- [Description of the task]
Scan the lines below; pull out those with "MACHINE".

- [Entries supplied]
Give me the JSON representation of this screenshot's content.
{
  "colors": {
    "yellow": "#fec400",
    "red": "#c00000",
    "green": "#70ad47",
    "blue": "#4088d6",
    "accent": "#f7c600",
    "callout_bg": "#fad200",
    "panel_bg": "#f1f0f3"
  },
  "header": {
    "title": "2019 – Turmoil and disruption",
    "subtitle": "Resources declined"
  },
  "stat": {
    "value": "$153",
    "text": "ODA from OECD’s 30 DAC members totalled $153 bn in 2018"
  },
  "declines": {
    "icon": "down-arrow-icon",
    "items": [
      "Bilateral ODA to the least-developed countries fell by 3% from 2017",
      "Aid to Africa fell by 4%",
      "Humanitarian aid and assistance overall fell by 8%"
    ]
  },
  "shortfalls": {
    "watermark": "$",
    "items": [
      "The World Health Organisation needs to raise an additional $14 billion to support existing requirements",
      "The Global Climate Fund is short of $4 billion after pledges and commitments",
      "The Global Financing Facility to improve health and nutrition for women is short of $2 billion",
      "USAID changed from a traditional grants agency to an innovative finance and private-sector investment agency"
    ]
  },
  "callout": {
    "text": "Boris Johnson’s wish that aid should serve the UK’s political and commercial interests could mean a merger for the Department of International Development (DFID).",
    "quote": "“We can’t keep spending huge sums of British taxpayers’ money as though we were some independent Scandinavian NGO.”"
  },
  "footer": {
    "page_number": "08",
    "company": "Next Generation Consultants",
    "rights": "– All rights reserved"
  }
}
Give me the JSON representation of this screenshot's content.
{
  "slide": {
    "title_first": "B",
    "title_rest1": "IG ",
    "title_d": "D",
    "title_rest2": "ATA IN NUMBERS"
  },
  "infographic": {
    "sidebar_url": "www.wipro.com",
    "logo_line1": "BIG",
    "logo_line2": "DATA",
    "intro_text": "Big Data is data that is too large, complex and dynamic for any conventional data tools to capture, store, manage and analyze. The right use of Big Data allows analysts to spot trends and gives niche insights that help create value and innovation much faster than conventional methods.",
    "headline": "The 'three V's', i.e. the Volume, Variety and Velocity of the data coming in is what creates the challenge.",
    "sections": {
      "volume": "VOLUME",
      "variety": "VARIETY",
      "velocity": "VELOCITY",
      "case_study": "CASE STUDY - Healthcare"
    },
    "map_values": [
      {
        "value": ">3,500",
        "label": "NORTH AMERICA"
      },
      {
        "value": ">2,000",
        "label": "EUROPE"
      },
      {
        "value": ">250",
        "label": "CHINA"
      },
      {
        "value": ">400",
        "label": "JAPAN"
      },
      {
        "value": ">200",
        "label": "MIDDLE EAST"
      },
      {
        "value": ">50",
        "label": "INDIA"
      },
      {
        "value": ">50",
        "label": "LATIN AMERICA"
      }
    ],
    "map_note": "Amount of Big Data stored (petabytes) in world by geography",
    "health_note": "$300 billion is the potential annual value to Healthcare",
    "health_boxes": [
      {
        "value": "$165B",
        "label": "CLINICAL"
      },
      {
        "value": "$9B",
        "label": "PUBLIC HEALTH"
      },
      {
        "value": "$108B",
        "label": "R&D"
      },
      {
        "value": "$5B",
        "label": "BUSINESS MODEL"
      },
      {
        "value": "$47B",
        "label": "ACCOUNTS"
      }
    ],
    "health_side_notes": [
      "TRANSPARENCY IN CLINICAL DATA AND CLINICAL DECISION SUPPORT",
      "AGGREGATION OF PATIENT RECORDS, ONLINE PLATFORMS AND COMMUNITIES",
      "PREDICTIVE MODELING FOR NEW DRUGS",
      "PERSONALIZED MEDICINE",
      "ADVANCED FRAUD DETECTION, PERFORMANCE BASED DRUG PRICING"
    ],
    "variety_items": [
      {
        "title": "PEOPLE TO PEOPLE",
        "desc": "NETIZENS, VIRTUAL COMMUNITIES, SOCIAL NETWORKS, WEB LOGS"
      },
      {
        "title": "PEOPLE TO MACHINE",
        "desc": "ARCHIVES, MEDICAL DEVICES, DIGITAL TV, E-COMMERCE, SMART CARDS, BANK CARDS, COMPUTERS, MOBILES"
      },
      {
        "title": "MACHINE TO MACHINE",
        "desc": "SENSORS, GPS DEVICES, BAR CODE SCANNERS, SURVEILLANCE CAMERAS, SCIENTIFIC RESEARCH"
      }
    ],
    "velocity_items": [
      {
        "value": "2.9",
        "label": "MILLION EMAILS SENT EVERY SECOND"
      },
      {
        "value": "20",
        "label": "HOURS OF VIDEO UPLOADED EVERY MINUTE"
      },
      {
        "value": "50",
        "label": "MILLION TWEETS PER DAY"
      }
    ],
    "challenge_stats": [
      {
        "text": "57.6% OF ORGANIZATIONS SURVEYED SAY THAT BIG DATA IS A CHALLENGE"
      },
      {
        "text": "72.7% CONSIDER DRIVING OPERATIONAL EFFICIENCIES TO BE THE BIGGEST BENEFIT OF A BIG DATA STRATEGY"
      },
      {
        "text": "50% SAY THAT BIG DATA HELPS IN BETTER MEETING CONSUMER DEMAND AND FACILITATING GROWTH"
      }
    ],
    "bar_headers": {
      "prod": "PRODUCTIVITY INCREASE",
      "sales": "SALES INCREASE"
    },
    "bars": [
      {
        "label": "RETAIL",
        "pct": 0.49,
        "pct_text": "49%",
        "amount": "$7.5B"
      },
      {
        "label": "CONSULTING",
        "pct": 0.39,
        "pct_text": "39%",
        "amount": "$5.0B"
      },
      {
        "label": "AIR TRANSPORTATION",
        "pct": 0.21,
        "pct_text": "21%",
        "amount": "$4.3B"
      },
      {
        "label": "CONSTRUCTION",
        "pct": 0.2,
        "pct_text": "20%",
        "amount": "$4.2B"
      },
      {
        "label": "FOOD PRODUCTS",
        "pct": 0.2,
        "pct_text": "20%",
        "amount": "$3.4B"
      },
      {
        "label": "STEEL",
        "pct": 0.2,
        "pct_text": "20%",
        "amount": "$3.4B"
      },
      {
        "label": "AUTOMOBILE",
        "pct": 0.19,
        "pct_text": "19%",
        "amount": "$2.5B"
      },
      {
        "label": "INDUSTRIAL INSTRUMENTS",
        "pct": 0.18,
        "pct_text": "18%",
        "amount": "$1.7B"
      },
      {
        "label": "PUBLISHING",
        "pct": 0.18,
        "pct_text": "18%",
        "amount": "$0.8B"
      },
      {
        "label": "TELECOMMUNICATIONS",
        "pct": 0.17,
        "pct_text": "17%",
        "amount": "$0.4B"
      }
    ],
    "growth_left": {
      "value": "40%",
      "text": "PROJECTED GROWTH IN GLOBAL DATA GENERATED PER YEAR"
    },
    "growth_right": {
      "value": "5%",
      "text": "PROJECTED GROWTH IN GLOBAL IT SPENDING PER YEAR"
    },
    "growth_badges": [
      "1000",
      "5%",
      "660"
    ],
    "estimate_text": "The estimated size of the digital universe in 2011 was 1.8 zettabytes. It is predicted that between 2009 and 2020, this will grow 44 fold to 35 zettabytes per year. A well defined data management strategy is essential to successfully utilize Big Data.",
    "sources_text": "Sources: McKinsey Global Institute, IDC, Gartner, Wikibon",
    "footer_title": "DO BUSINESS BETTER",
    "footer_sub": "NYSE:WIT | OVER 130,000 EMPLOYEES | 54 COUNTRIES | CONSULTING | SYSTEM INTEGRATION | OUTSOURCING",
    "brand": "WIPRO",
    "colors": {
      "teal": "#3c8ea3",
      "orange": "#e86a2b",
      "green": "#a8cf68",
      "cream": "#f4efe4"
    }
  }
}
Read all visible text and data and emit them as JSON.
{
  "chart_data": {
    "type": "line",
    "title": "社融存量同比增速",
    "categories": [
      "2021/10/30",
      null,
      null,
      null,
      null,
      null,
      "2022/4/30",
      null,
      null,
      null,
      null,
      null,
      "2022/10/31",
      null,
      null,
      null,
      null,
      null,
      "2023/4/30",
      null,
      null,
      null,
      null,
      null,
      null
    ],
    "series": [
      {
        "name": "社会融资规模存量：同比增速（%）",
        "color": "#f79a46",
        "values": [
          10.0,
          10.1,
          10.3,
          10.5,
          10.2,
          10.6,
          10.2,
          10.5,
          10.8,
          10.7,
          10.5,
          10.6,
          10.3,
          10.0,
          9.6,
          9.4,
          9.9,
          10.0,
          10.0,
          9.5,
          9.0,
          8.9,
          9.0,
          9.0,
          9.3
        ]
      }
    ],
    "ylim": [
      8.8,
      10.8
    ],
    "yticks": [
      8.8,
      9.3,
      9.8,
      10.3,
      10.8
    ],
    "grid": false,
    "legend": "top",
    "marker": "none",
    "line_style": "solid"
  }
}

- [Solution to this task]
        "title": "PEOPLE TO MACHINE",
        "title": "MACHINE TO MACHINE",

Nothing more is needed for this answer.